Saved data entries:
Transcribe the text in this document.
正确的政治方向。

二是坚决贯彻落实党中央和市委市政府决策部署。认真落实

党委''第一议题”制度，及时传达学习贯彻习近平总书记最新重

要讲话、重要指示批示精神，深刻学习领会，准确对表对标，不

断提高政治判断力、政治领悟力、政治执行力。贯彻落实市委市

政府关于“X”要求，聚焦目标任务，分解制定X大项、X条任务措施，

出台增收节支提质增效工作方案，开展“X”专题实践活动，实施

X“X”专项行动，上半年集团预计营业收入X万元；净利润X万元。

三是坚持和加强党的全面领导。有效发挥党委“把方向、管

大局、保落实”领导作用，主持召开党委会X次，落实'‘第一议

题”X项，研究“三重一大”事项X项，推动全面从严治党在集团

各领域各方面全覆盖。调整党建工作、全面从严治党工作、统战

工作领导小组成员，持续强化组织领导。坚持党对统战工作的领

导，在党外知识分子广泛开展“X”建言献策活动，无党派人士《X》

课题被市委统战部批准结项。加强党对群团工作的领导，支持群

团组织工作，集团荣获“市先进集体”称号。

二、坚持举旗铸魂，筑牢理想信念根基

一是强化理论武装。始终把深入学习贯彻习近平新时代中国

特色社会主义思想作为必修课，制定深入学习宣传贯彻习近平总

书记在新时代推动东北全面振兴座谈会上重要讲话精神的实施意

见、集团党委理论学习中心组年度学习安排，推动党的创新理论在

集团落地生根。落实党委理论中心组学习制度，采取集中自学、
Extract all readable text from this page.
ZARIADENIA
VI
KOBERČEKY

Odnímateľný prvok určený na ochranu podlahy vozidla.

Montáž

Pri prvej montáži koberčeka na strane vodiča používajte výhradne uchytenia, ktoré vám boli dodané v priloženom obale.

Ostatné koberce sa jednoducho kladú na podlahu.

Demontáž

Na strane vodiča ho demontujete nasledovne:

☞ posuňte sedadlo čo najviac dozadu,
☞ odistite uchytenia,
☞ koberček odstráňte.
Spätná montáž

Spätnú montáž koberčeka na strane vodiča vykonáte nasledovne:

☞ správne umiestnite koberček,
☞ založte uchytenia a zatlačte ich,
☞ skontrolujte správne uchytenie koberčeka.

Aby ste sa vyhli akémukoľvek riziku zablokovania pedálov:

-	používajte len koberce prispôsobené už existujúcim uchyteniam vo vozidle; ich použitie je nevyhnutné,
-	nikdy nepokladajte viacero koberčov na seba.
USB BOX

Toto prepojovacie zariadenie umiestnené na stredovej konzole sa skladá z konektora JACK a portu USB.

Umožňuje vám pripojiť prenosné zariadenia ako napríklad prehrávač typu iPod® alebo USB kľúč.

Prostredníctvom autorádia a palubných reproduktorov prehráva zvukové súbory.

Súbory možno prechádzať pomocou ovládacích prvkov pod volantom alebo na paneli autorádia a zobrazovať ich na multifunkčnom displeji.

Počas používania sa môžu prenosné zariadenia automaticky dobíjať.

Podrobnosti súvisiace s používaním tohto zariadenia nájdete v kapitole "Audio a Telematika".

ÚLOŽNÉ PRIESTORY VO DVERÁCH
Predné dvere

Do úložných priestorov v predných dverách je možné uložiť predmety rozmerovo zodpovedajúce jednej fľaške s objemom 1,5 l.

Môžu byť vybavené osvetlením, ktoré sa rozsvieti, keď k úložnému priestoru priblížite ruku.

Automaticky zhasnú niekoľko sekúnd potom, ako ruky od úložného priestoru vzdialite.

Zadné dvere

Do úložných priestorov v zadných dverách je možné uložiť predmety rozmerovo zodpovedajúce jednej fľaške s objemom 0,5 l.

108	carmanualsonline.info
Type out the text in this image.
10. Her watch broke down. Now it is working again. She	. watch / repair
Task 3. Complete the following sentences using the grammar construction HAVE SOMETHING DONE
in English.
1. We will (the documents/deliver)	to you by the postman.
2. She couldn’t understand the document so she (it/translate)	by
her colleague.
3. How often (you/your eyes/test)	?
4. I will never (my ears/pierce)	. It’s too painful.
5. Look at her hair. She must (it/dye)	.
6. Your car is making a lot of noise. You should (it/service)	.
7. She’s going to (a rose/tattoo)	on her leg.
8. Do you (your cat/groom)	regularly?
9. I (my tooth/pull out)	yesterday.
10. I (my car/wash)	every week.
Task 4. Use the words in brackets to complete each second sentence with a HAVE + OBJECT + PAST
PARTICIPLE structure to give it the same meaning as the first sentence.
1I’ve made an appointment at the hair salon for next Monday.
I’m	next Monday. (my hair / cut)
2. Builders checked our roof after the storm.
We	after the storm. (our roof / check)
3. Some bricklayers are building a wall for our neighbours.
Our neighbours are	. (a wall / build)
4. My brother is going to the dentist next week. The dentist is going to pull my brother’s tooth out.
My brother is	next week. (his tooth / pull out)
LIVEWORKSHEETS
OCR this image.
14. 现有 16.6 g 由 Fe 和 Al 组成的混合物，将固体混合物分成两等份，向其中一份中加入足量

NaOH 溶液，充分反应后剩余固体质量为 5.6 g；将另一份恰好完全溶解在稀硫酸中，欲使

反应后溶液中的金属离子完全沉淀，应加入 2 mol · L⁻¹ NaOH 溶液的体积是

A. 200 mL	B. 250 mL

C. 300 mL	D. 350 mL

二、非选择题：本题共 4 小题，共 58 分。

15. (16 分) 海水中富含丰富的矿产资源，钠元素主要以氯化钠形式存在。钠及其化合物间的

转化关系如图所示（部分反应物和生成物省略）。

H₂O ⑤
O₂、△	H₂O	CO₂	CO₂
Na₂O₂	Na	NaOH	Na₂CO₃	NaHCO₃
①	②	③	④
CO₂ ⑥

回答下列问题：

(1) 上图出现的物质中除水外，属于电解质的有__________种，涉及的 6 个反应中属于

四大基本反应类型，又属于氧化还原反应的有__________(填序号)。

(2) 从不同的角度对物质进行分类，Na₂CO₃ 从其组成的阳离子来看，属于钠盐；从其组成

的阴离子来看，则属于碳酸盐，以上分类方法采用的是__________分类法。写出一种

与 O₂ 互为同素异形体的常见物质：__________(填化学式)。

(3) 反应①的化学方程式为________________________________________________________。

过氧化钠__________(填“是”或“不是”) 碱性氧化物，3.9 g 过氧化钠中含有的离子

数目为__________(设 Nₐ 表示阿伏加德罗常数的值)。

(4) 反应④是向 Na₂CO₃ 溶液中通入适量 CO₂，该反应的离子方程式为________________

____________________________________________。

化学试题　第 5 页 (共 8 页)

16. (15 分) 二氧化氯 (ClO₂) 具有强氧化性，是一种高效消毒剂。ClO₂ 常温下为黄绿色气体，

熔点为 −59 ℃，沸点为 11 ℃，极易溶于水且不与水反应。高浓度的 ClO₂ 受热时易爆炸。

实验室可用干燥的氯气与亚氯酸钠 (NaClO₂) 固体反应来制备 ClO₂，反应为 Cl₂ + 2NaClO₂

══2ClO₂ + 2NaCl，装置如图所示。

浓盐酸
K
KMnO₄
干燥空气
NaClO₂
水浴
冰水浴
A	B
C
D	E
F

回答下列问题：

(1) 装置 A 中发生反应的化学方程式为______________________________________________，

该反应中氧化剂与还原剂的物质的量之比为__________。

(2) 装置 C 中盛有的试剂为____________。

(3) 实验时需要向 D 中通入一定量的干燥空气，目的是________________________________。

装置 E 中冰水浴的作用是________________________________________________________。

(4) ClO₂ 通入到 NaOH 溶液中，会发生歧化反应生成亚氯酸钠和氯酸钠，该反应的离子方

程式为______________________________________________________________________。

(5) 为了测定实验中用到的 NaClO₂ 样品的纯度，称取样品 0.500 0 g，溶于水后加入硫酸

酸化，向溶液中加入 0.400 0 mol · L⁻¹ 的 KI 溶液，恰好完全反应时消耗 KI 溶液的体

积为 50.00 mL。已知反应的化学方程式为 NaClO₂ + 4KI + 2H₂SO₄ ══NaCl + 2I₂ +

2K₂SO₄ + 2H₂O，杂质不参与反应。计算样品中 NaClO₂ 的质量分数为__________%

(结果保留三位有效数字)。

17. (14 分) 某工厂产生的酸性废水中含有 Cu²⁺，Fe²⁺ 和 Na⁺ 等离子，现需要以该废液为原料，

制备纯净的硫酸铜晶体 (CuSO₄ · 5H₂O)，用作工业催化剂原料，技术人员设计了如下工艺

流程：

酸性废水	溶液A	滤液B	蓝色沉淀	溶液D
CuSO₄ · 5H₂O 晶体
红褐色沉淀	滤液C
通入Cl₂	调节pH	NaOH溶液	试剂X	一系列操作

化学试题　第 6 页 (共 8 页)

Task goal: Leave out every line without the string "text" and copy the rest.

Answer to the task:
Transcribe the text in this document.
Extract all readable text from this page.
Type out the text in this image.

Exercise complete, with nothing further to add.